Write the data out again exactly, with no pictures.

■ ■ ■ ■ ■ ■ ■

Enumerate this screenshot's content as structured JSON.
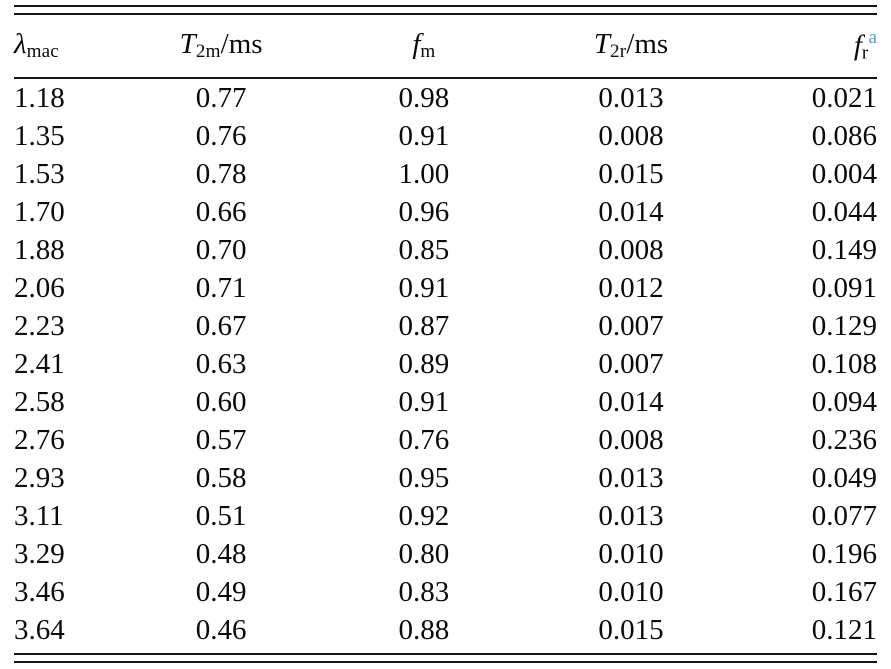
{
  "table": {
    "columns": [
      {
        "main": "λ",
        "sub": "mac",
        "suffix": "",
        "sup": ""
      },
      {
        "main": "T",
        "sub": "2m",
        "suffix": "/ms",
        "sup": ""
      },
      {
        "main": "f",
        "sub": "m",
        "suffix": "",
        "sup": ""
      },
      {
        "main": "T",
        "sub": "2r",
        "suffix": "/ms",
        "sup": ""
      },
      {
        "main": "f",
        "sub": "r",
        "suffix": "",
        "sup": "a"
      }
    ],
    "rows": [
      [
        "1.18",
        "0.77",
        "0.98",
        "0.013",
        "0.021"
      ],
      [
        "1.35",
        "0.76",
        "0.91",
        "0.008",
        "0.086"
      ],
      [
        "1.53",
        "0.78",
        "1.00",
        "0.015",
        "0.004"
      ],
      [
        "1.70",
        "0.66",
        "0.96",
        "0.014",
        "0.044"
      ],
      [
        "1.88",
        "0.70",
        "0.85",
        "0.008",
        "0.149"
      ],
      [
        "2.06",
        "0.71",
        "0.91",
        "0.012",
        "0.091"
      ],
      [
        "2.23",
        "0.67",
        "0.87",
        "0.007",
        "0.129"
      ],
      [
        "2.41",
        "0.63",
        "0.89",
        "0.007",
        "0.108"
      ],
      [
        "2.58",
        "0.60",
        "0.91",
        "0.014",
        "0.094"
      ],
      [
        "2.76",
        "0.57",
        "0.76",
        "0.008",
        "0.236"
      ],
      [
        "2.93",
        "0.58",
        "0.95",
        "0.013",
        "0.049"
      ],
      [
        "3.11",
        "0.51",
        "0.92",
        "0.013",
        "0.077"
      ],
      [
        "3.29",
        "0.48",
        "0.80",
        "0.010",
        "0.196"
      ],
      [
        "3.46",
        "0.49",
        "0.83",
        "0.010",
        "0.167"
      ],
      [
        "3.64",
        "0.46",
        "0.88",
        "0.015",
        "0.121"
      ]
    ]
  },
  "chart_data": {
    "type": "table",
    "title": "",
    "columns": [
      "λ_mac",
      "T_2m/ms",
      "f_m",
      "T_2r/ms",
      "f_r^a"
    ],
    "rows": [
      [
        1.18,
        0.77,
        0.98,
        0.013,
        0.021
      ],
      [
        1.35,
        0.76,
        0.91,
        0.008,
        0.086
      ],
      [
        1.53,
        0.78,
        1.0,
        0.015,
        0.004
      ],
      [
        1.7,
        0.66,
        0.96,
        0.014,
        0.044
      ],
      [
        1.88,
        0.7,
        0.85,
        0.008,
        0.149
      ],
      [
        2.06,
        0.71,
        0.91,
        0.012,
        0.091
      ],
      [
        2.23,
        0.67,
        0.87,
        0.007,
        0.129
      ],
      [
        2.41,
        0.63,
        0.89,
        0.007,
        0.108
      ],
      [
        2.58,
        0.6,
        0.91,
        0.014,
        0.094
      ],
      [
        2.76,
        0.57,
        0.76,
        0.008,
        0.236
      ],
      [
        2.93,
        0.58,
        0.95,
        0.013,
        0.049
      ],
      [
        3.11,
        0.51,
        0.92,
        0.013,
        0.077
      ],
      [
        3.29,
        0.48,
        0.8,
        0.01,
        0.196
      ],
      [
        3.46,
        0.49,
        0.83,
        0.01,
        0.167
      ],
      [
        3.64,
        0.46,
        0.88,
        0.015,
        0.121
      ]
    ]
  },
  "colors": {
    "text": "#0b0b0b",
    "rule": "#151515",
    "superscript_note": "#4aa2d9"
  }
}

■ ■ ■ ■ ■ ■ ■

ANSWER TO THIS EXERCISE:
Enumerate this screenshot's content as structured JSON.
{
  "table": {
    "columns": [
      {
        "main": "λ",
        "sub": "mac",
        "suffix": "",
        "sup": ""
      },
      {
        "main": "T",
        "sub": "2m",
        "suffix": "/ms",
        "sup": ""
      },
      {
        "main": "f",
        "sub": "m",
        "suffix": "",
        "sup": ""
      },
      {
        "main": "T",
        "sub": "2r",
        "suffix": "/ms",
        "sup": ""
      },
      {
        "main": "f",
        "sub": "r",
        "suffix": "",
        "sup": "a"
      }
    ],
    "rows": [
      [
        "1.18",
        "0.77",
        "0.98",
        "0.013",
        "0.021"
      ],
      [
        "1.35",
        "0.76",
        "0.91",
        "0.008",
        "0.086"
      ],
      [
        "1.53",
        "0.78",
        "1.00",
        "0.015",
        "0.004"
      ],
      [
        "1.70",
        "0.66",
        "0.96",
        "0.014",
        "0.044"
      ],
      [
        "1.88",
        "0.70",
        "0.85",
        "0.008",
        "0.149"
      ],
      [
        "2.06",
        "0.71",
        "0.91",
        "0.012",
        "0.091"
      ],
      [
        "2.23",
        "0.67",
        "0.87",
        "0.007",
        "0.129"
      ],
      [
        "2.41",
        "0.63",
        "0.89",
        "0.007",
        "0.108"
      ],
      [
        "2.58",
        "0.60",
        "0.91",
        "0.014",
        "0.094"
      ],
      [
        "2.76",
        "0.57",
        "0.76",
        "0.008",
        "0.236"
      ],
      [
        "2.93",
        "0.58",
        "0.95",
        "0.013",
        "0.049"
      ],
      [
        "3.11",
        "0.51",
        "0.92",
        "0.013",
        "0.077"
      ],
      [
        "3.29",
        "0.48",
        "0.80",
        "0.010",
        "0.196"
      ],
      [
        "3.46",
        "0.49",
        "0.83",
        "0.010",
        "0.167"
      ],
      [
        "3.64",
        "0.46",
        "0.88",
        "0.015",
        "0.121"
      ]
    ]
  },
  "chart_data": {
    "type": "table",
    "title": "",
    "columns": [
      "λ_mac",
      "T_2m/ms",
      "f_m",
      "T_2r/ms",
      "f_r^a"
    ],
    "rows": [
      [
        1.18,
        0.77,
        0.98,
        0.013,
        0.021
      ],
      [
        1.35,
        0.76,
        0.91,
        0.008,
        0.086
      ],
      [
        1.53,
        0.78,
        1.0,
        0.015,
        0.004
      ],
      [
        1.7,
        0.66,
        0.96,
        0.014,
        0.044
      ],
      [
        1.88,
        0.7,
        0.85,
        0.008,
        0.149
      ],
      [
        2.06,
        0.71,
        0.91,
        0.012,
        0.091
      ],
      [
        2.23,
        0.67,
        0.87,
        0.007,
        0.129
      ],
      [
        2.41,
        0.63,
        0.89,
        0.007,
        0.108
      ],
      [
        2.58,
        0.6,
        0.91,
        0.014,
        0.094
      ],
      [
        2.76,
        0.57,
        0.76,
        0.008,
        0.236
      ],
      [
        2.93,
        0.58,
        0.95,
        0.013,
        0.049
      ],
      [
        3.11,
        0.51,
        0.92,
        0.013,
        0.077
      ],
      [
        3.29,
        0.48,
        0.8,
        0.01,
        0.196
      ],
      [
        3.46,
        0.49,
        0.83,
        0.01,
        0.167
      ],
      [
        3.64,
        0.46,
        0.88,
        0.015,
        0.121
      ]
    ]
  },
  "colors": {
    "text": "#0b0b0b",
    "rule": "#151515",
    "superscript_note": "#4aa2d9"
  }
}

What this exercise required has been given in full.